## TEXT BLOCK

* Begin *

3. Operation Decision Model of Multi-Sources Power System with CDL-Based DR

In this section, we will introduce the calculation model of CDL and the scheduling model of a multi-sources power system. In the first stage, the DR center obtains the CDL based on the day-ahead forecasted RES output, load demand, and other relevant constraints. At this point, the flexible load $P_{DR,t}$ participates in the decision as a variable. Then, the decision-making process of customers who participate in DR is simulated by using the customers decision model introduced in Section 2.2. The actual load profile $P_{l,\mathrm{DR},t}^{\ast }$ after DR can be obtained in this customers decision model. In the second stage, based on the simulation results of the first stage, the scheduling model of multi-sources power system is solved. At this point, the flexible load $P_{DR,t}$ participates in the decision as a constant with the same value as $P_{l,\mathrm{DR},t}^{\ast }$.

* End *

Listings of element regions:
* Begin *

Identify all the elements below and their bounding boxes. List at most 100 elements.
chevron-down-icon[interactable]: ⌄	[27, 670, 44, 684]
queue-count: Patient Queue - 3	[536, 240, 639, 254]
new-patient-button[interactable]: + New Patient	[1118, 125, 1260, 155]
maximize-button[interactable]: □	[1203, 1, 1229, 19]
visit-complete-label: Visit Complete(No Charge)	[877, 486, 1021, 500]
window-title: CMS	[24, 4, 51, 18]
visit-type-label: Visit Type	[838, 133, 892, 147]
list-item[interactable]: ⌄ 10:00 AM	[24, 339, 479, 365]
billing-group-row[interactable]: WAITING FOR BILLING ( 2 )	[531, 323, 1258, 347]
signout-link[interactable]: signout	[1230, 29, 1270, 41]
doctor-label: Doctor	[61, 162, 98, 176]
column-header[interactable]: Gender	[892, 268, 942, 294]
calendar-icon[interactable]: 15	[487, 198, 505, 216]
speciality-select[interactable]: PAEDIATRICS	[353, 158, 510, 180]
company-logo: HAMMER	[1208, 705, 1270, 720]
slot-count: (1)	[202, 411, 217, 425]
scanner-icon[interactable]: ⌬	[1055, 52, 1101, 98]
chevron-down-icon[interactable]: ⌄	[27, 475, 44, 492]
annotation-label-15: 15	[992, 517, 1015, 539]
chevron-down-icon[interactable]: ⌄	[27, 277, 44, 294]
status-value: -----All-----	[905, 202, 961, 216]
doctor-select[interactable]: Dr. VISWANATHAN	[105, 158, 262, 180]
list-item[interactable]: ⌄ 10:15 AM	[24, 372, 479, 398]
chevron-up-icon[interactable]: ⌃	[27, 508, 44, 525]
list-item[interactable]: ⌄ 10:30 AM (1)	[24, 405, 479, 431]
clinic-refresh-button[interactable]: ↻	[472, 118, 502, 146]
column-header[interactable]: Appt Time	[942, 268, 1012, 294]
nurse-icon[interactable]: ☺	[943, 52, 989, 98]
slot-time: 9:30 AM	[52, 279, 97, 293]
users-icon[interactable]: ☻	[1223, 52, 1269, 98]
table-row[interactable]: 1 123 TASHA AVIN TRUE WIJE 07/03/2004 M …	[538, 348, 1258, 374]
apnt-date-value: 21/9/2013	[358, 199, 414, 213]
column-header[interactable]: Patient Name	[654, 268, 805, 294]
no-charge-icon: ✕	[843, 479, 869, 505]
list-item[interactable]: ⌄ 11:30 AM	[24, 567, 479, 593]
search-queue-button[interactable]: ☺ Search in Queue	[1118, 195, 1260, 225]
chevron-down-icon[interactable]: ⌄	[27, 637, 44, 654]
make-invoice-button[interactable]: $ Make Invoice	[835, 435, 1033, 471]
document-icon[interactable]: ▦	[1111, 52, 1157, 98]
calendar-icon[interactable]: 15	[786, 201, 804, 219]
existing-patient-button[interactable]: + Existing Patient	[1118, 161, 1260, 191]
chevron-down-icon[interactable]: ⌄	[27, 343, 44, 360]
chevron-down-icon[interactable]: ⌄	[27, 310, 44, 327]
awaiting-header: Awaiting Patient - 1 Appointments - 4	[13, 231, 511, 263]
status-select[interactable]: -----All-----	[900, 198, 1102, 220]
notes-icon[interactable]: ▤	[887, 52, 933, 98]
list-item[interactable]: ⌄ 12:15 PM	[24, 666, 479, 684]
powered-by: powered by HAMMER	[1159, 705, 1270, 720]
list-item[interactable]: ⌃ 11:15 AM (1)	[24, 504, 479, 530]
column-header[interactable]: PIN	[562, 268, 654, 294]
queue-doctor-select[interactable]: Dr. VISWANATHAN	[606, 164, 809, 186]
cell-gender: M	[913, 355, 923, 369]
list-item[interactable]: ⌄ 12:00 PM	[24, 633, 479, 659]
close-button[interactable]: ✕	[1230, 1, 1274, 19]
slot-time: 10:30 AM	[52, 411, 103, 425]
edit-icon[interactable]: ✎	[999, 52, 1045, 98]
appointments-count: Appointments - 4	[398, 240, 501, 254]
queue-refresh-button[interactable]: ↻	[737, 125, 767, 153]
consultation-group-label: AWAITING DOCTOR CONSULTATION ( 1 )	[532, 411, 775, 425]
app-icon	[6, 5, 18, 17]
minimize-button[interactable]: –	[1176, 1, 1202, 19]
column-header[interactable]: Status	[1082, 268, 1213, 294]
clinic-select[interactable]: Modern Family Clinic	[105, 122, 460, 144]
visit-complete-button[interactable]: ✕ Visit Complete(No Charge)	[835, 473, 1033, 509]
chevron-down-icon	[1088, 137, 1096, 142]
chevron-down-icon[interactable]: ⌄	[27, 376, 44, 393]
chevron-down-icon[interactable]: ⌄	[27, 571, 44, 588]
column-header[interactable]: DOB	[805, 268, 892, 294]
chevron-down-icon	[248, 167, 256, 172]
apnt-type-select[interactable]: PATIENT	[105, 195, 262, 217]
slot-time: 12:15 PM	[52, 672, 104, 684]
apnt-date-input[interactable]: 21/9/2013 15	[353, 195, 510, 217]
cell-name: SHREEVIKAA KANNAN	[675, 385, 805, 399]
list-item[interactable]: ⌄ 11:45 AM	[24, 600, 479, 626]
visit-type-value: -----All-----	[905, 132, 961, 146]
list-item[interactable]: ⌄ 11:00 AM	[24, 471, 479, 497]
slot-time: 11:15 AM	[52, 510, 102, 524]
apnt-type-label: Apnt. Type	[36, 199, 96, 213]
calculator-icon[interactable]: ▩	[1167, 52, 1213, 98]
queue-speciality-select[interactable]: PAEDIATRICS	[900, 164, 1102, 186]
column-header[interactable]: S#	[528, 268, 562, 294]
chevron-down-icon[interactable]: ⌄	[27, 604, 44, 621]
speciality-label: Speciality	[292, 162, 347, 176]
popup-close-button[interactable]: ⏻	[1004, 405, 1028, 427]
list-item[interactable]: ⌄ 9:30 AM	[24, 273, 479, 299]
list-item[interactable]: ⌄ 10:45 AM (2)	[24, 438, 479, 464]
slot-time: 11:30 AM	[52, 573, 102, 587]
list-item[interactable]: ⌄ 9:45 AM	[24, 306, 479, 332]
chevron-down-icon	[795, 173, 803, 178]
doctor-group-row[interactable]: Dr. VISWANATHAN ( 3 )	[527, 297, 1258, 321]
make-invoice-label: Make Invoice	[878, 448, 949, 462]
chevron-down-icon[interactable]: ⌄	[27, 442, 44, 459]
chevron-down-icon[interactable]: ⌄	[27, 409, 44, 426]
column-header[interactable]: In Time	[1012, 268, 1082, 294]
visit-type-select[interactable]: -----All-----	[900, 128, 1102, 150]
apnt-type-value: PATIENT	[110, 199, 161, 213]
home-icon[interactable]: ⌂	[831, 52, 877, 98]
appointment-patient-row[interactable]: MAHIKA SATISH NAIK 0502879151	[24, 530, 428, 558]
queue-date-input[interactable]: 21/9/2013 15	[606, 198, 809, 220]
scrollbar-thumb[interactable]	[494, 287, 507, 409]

* End *

## STATED TASK
According to the operation decision model passage, what does the DR center base the CDL on in the first stage? The entries are separate material, unrelated to the operation decision model passage.

## SOLVED EXERCISE
The day-ahead forecasted RES output, load demand, and other relevant constraints.